+++ RECORDS FOR THIS TASK +++

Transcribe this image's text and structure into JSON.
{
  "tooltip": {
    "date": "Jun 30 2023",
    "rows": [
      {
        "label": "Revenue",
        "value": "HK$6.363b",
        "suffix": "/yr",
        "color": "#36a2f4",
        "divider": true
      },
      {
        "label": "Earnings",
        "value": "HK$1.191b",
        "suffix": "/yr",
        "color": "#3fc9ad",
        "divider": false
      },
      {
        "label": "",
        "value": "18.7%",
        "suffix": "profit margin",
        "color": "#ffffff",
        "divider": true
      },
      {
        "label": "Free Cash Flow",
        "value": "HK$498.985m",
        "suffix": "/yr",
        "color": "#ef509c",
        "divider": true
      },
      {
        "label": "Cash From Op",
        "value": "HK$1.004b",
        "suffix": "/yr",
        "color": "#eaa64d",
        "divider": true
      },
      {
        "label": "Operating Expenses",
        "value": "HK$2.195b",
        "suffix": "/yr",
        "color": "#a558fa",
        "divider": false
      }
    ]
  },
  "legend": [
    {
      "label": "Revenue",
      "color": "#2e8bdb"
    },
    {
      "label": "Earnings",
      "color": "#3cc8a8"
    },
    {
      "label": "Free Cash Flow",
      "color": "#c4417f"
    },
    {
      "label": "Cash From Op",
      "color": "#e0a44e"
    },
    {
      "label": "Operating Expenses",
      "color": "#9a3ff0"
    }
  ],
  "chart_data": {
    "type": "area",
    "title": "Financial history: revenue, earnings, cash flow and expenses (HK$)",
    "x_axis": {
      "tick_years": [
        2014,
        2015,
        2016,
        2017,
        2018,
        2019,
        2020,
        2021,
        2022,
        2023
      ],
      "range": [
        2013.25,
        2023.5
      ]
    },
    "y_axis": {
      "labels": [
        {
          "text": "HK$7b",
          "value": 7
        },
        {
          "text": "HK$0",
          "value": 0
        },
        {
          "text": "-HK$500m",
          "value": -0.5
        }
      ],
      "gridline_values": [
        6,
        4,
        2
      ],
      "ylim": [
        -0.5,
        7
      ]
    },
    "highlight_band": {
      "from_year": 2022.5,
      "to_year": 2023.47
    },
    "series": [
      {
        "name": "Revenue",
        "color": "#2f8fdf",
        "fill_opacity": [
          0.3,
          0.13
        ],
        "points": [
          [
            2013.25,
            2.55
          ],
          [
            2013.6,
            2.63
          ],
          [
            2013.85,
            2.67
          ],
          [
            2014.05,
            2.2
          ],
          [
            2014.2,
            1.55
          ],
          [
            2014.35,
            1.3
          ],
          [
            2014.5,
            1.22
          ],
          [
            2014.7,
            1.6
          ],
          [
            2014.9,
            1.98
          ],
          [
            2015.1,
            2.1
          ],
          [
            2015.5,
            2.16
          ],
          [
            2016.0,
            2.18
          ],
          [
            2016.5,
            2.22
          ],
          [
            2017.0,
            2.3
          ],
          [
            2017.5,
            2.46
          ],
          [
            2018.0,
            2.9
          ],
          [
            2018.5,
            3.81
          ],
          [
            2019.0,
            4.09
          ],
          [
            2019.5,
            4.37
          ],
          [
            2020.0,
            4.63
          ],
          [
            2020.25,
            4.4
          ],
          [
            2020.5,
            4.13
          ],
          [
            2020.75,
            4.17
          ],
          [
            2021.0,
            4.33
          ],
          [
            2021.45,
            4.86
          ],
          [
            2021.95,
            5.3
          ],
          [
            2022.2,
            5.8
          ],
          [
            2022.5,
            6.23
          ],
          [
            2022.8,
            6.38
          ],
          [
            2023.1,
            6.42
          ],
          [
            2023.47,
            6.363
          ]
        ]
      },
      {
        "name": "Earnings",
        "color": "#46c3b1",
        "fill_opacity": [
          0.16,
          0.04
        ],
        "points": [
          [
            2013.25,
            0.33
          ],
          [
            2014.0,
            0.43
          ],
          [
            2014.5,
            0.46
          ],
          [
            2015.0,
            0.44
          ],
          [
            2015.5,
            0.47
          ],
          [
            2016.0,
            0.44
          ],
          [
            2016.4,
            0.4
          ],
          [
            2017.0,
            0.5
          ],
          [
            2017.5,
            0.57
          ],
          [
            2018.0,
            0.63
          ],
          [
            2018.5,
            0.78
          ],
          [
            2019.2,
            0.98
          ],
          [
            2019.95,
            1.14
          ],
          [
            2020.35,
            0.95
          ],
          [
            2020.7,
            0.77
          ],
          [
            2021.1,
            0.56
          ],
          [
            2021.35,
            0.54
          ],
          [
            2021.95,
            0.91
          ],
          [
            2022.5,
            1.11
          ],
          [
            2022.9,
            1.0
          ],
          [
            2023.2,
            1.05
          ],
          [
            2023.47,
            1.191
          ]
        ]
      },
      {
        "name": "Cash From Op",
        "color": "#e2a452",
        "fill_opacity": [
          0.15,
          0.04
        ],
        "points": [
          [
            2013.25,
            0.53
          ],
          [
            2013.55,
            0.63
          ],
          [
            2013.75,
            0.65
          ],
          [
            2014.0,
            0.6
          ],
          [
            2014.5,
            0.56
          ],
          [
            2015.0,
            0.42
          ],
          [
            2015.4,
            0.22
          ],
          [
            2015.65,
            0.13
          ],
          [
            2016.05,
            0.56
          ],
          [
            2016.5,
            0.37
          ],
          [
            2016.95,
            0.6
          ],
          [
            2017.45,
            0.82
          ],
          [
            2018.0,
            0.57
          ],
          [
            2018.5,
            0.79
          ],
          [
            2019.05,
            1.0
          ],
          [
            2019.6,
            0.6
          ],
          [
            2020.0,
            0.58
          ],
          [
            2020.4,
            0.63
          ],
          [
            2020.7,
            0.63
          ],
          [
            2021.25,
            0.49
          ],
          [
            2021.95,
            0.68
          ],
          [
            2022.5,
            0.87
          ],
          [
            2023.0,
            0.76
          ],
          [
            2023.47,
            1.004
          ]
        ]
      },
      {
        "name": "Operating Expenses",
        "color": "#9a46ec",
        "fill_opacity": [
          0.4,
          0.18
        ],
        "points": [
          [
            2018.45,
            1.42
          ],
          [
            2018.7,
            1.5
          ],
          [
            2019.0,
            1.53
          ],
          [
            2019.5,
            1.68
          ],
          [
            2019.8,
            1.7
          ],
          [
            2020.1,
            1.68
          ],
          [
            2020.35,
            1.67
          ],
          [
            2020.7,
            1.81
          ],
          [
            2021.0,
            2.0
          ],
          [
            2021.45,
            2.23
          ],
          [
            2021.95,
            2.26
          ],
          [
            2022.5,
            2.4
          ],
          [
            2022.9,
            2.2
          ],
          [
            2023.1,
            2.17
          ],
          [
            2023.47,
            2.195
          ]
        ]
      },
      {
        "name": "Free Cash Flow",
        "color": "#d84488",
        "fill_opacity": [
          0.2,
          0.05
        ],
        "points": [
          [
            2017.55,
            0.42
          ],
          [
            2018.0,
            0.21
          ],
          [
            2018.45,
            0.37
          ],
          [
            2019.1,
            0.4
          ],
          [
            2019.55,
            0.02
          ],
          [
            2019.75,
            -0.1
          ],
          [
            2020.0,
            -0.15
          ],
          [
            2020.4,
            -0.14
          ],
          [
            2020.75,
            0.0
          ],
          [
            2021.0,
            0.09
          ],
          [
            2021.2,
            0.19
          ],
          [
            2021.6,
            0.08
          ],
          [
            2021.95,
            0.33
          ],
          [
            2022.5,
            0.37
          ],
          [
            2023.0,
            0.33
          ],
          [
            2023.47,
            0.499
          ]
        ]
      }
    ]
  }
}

+++

_GIVEN INSTRUCTION:_ Your task is to output the full set of records exactly as presented.

_WRITTEN SOLUTION:_
Transcribe this image's text and structure into JSON.
{
  "tooltip": {
    "date": "Jun 30 2023",
    "rows": [
      {
        "label": "Revenue",
        "value": "HK$6.363b",
        "suffix": "/yr",
        "color": "#36a2f4",
        "divider": true
      },
      {
        "label": "Earnings",
        "value": "HK$1.191b",
        "suffix": "/yr",
        "color": "#3fc9ad",
        "divider": false
      },
      {
        "label": "",
        "value": "18.7%",
        "suffix": "profit margin",
        "color": "#ffffff",
        "divider": true
      },
      {
        "label": "Free Cash Flow",
        "value": "HK$498.985m",
        "suffix": "/yr",
        "color": "#ef509c",
        "divider": true
      },
      {
        "label": "Cash From Op",
        "value": "HK$1.004b",
        "suffix": "/yr",
        "color": "#eaa64d",
        "divider": true
      },
      {
        "label": "Operating Expenses",
        "value": "HK$2.195b",
        "suffix": "/yr",
        "color": "#a558fa",
        "divider": false
      }
    ]
  },
  "legend": [
    {
      "label": "Revenue",
      "color": "#2e8bdb"
    },
    {
      "label": "Earnings",
      "color": "#3cc8a8"
    },
    {
      "label": "Free Cash Flow",
      "color": "#c4417f"
    },
    {
      "label": "Cash From Op",
      "color": "#e0a44e"
    },
    {
      "label": "Operating Expenses",
      "color": "#9a3ff0"
    }
  ],
  "chart_data": {
    "type": "area",
    "title": "Financial history: revenue, earnings, cash flow and expenses (HK$)",
    "x_axis": {
      "tick_years": [
        2014,
        2015,
        2016,
        2017,
        2018,
        2019,
        2020,
        2021,
        2022,
        2023
      ],
      "range": [
        2013.25,
        2023.5
      ]
    },
    "y_axis": {
      "labels": [
        {
          "text": "HK$7b",
          "value": 7
        },
        {
          "text": "HK$0",
          "value": 0
        },
        {
          "text": "-HK$500m",
          "value": -0.5
        }
      ],
      "gridline_values": [
        6,
        4,
        2
      ],
      "ylim": [
        -0.5,
        7
      ]
    },
    "highlight_band": {
      "from_year": 2022.5,
      "to_year": 2023.47
    },
    "series": [
      {
        "name": "Revenue",
        "color": "#2f8fdf",
        "fill_opacity": [
          0.3,
          0.13
        ],
        "points": [
          [
            2013.25,
            2.55
          ],
          [
            2013.6,
            2.63
          ],
          [
            2013.85,
            2.67
          ],
          [
            2014.05,
            2.2
          ],
          [
            2014.2,
            1.55
          ],
          [
            2014.35,
            1.3
          ],
          [
            2014.5,
            1.22
          ],
          [
            2014.7,
            1.6
          ],
          [
            2014.9,
            1.98
          ],
          [
            2015.1,
            2.1
          ],
          [
            2015.5,
            2.16
          ],
          [
            2016.0,
            2.18
          ],
          [
            2016.5,
            2.22
          ],
          [
            2017.0,
            2.3
          ],
          [
            2017.5,
            2.46
          ],
          [
            2018.0,
            2.9
          ],
          [
            2018.5,
            3.81
          ],
          [
            2019.0,
            4.09
          ],
          [
            2019.5,
            4.37
          ],
          [
            2020.0,
            4.63
          ],
          [
            2020.25,
            4.4
          ],
          [
            2020.5,
            4.13
          ],
          [
            2020.75,
            4.17
          ],
          [
            2021.0,
            4.33
          ],
          [
            2021.45,
            4.86
          ],
          [
            2021.95,
            5.3
          ],
          [
            2022.2,
            5.8
          ],
          [
            2022.5,
            6.23
          ],
          [
            2022.8,
            6.38
          ],
          [
            2023.1,
            6.42
          ],
          [
            2023.47,
            6.363
          ]
        ]
      },
      {
        "name": "Earnings",
        "color": "#46c3b1",
        "fill_opacity": [
          0.16,
          0.04
        ],
        "points": [
          [
            2013.25,
            0.33
          ],
          [
            2014.0,
            0.43
          ],
          [
            2014.5,
            0.46
          ],
          [
            2015.0,
            0.44
          ],
          [
            2015.5,
            0.47
          ],
          [
            2016.0,
            0.44
          ],
          [
            2016.4,
            0.4
          ],
          [
            2017.0,
            0.5
          ],
          [
            2017.5,
            0.57
          ],
          [
            2018.0,
            0.63
          ],
          [
            2018.5,
            0.78
          ],
          [
            2019.2,
            0.98
          ],
          [
            2019.95,
            1.14
          ],
          [
            2020.35,
            0.95
          ],
          [
            2020.7,
            0.77
          ],
          [
            2021.1,
            0.56
          ],
          [
            2021.35,
            0.54
          ],
          [
            2021.95,
            0.91
          ],
          [
            2022.5,
            1.11
          ],
          [
            2022.9,
            1.0
          ],
          [
            2023.2,
            1.05
          ],
          [
            2023.47,
            1.191
          ]
        ]
      },
      {
        "name": "Cash From Op",
        "color": "#e2a452",
        "fill_opacity": [
          0.15,
          0.04
        ],
        "points": [
          [
            2013.25,
            0.53
          ],
          [
            2013.55,
            0.63
          ],
          [
            2013.75,
            0.65
          ],
          [
            2014.0,
            0.6
          ],
          [
            2014.5,
            0.56
          ],
          [
            2015.0,
            0.42
          ],
          [
            2015.4,
            0.22
          ],
          [
            2015.65,
            0.13
          ],
          [
            2016.05,
            0.56
          ],
          [
            2016.5,
            0.37
          ],
          [
            2016.95,
            0.6
          ],
          [
            2017.45,
            0.82
          ],
          [
            2018.0,
            0.57
          ],
          [
            2018.5,
            0.79
          ],
          [
            2019.05,
            1.0
          ],
          [
            2019.6,
            0.6
          ],
          [
            2020.0,
            0.58
          ],
          [
            2020.4,
            0.63
          ],
          [
            2020.7,
            0.63
          ],
          [
            2021.25,
            0.49
          ],
          [
            2021.95,
            0.68
          ],
          [
            2022.5,
            0.87
          ],
          [
            2023.0,
            0.76
          ],
          [
            2023.47,
            1.004
          ]
        ]
      },
      {
        "name": "Operating Expenses",
        "color": "#9a46ec",
        "fill_opacity": [
          0.4,
          0.18
        ],
        "points": [
          [
            2018.45,
            1.42
          ],
          [
            2018.7,
            1.5
          ],
          [
            2019.0,
            1.53
          ],
          [
            2019.5,
            1.68
          ],
          [
            2019.8,
            1.7
          ],
          [
            2020.1,
            1.68
          ],
          [
            2020.35,
            1.67
          ],
          [
            2020.7,
            1.81
          ],
          [
            2021.0,
            2.0
          ],
          [
            2021.45,
            2.23
          ],
          [
            2021.95,
            2.26
          ],
          [
            2022.5,
            2.4
          ],
          [
            2022.9,
            2.2
          ],
          [
            2023.1,
            2.17
          ],
          [
            2023.47,
            2.195
          ]
        ]
      },
      {
        "name": "Free Cash Flow",
        "color": "#d84488",
        "fill_opacity": [
          0.2,
          0.05
        ],
        "points": [
          [
            2017.55,
            0.42
          ],
          [
            2018.0,
            0.21
          ],
          [
            2018.45,
            0.37
          ],
          [
            2019.1,
            0.4
          ],
          [
            2019.55,
            0.02
          ],
          [
            2019.75,
            -0.1
          ],
          [
            2020.0,
            -0.15
          ],
          [
            2020.4,
            -0.14
          ],
          [
            2020.75,
            0.0
          ],
          [
            2021.0,
            0.09
          ],
          [
            2021.2,
            0.19
          ],
          [
            2021.6,
            0.08
          ],
          [
            2021.95,
            0.33
          ],
          [
            2022.5,
            0.37
          ],
          [
            2023.0,
            0.33
          ],
          [
            2023.47,
            0.499
          ]
        ]
      }
    ]
  }
}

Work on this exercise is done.